(Challenge):
Search the listing below for the string "track" and show each line that contains it.

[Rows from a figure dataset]
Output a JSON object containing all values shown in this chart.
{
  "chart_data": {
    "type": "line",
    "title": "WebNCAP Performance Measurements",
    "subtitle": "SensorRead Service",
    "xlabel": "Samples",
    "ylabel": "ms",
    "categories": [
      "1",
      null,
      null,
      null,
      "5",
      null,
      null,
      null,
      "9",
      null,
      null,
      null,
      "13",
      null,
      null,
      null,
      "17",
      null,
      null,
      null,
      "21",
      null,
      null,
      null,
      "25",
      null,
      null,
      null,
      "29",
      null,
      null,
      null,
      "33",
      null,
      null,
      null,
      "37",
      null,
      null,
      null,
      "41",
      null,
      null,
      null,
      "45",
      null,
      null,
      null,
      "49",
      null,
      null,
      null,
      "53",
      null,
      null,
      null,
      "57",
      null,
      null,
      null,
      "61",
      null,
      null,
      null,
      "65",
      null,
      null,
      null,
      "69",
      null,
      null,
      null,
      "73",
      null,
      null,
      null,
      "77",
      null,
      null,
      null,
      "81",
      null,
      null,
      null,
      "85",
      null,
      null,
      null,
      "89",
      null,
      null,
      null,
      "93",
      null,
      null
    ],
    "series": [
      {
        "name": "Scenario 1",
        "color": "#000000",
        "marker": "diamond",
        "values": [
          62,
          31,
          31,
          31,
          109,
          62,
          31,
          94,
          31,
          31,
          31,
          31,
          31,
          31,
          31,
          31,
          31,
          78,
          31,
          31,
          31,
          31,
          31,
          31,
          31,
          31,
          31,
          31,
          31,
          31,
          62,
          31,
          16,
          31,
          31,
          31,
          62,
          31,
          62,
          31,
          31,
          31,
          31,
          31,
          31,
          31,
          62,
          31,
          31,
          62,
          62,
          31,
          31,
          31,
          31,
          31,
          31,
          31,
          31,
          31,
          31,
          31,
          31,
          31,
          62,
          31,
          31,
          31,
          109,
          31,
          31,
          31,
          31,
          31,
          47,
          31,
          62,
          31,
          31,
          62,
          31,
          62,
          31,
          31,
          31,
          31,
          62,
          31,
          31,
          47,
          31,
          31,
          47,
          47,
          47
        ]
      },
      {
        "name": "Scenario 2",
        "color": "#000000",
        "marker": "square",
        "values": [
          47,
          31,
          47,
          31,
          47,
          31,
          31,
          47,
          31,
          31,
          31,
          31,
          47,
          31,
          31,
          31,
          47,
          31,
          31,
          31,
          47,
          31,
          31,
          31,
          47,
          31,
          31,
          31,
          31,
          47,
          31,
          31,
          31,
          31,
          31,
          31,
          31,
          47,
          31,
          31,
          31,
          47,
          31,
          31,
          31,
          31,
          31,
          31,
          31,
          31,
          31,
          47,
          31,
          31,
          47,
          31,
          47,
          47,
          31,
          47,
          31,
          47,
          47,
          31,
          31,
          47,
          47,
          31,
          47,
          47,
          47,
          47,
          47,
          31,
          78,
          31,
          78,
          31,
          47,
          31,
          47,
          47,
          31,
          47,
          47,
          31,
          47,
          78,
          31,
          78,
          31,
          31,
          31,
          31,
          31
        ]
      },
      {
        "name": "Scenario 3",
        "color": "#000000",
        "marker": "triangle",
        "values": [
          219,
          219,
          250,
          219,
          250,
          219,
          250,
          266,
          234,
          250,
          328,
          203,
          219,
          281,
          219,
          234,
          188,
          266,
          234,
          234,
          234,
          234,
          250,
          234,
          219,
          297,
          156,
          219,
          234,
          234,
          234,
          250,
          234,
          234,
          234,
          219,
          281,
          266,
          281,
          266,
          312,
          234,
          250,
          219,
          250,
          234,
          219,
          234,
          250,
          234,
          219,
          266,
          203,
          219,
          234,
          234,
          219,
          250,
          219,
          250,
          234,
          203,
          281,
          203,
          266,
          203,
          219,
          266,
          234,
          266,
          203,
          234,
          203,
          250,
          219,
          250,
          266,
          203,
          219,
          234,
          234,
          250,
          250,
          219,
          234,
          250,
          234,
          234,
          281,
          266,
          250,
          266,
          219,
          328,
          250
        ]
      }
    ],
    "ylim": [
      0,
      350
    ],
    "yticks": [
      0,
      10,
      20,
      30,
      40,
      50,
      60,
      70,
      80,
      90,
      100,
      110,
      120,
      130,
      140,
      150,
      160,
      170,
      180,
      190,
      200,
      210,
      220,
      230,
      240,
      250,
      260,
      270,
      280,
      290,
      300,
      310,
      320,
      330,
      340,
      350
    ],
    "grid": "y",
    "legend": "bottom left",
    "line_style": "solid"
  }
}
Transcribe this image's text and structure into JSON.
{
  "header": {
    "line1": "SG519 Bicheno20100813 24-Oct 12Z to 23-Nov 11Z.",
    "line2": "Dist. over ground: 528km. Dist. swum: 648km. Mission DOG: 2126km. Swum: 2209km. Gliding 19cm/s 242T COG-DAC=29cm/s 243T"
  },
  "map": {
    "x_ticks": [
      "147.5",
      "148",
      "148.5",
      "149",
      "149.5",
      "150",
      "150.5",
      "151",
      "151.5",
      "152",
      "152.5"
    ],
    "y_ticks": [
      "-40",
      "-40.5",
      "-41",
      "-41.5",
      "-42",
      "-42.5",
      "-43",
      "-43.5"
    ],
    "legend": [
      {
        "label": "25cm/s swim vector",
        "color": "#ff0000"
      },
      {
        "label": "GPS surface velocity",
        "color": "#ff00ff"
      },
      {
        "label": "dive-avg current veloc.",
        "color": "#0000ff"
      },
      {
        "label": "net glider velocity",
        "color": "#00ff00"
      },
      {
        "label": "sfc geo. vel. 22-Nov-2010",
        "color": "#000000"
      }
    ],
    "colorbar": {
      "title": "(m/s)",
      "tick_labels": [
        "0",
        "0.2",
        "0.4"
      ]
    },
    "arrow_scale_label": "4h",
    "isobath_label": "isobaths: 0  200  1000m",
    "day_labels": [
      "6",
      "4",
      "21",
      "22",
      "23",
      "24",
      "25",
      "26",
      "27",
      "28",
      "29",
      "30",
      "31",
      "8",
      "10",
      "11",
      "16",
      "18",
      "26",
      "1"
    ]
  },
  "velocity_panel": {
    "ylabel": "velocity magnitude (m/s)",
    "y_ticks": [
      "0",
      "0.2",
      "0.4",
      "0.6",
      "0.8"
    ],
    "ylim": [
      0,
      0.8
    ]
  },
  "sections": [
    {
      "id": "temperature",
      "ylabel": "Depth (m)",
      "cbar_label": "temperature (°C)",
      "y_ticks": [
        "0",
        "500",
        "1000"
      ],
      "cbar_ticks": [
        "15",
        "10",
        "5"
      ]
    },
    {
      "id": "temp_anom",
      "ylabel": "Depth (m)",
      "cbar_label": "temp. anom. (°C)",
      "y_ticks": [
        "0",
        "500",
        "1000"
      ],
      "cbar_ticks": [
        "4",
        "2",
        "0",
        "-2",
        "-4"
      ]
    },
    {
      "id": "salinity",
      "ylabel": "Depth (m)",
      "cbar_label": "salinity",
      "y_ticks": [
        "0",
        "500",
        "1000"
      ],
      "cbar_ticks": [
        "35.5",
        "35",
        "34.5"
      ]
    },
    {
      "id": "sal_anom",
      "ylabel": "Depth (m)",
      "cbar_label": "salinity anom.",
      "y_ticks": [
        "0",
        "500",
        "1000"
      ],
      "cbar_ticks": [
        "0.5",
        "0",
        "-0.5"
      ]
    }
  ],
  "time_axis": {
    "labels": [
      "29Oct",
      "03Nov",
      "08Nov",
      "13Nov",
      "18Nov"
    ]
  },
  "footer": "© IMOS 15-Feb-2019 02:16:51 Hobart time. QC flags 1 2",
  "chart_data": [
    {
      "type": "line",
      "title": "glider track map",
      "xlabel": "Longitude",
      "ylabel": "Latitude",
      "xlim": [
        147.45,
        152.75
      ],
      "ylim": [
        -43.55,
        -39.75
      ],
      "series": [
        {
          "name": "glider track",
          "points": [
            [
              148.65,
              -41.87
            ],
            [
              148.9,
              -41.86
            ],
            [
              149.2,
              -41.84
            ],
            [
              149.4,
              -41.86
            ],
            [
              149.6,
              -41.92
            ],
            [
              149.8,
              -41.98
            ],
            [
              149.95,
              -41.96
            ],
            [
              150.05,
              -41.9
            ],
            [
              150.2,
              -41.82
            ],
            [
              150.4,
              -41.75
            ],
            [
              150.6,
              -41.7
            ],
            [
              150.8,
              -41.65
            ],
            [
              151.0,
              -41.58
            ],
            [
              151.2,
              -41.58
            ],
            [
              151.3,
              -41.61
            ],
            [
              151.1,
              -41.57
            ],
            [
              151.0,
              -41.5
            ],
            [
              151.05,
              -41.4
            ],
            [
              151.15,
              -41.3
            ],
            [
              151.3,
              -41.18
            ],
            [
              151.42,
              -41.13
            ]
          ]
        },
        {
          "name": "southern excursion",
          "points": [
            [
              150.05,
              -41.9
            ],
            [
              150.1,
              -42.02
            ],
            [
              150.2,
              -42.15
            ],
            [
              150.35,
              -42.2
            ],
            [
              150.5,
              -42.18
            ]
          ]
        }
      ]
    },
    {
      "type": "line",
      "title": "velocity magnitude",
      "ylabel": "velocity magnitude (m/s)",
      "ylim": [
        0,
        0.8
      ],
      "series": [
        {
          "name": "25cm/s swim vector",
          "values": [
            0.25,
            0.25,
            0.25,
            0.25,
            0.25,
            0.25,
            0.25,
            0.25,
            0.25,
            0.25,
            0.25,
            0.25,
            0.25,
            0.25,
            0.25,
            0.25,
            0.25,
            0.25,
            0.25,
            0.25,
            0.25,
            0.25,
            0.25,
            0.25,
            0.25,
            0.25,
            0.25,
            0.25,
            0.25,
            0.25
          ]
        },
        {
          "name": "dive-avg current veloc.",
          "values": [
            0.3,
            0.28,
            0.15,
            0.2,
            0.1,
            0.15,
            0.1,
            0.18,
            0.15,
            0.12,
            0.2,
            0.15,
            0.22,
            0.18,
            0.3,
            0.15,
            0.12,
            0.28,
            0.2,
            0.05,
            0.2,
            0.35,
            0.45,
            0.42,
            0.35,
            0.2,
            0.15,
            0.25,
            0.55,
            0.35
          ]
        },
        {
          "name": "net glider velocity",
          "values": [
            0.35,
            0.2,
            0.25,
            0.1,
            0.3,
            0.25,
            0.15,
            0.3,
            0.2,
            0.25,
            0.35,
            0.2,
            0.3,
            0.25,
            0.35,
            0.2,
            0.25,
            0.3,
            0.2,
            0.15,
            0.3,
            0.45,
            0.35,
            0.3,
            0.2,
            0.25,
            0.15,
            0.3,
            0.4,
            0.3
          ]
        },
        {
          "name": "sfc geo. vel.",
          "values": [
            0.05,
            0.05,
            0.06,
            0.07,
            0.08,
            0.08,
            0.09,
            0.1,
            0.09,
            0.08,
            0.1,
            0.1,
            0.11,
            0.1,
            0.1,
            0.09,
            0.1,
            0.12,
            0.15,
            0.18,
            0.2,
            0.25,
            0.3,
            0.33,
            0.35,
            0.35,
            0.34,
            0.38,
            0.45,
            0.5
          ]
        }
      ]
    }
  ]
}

(Output of the task):
      "title": "glider track map",
          "name": "glider track",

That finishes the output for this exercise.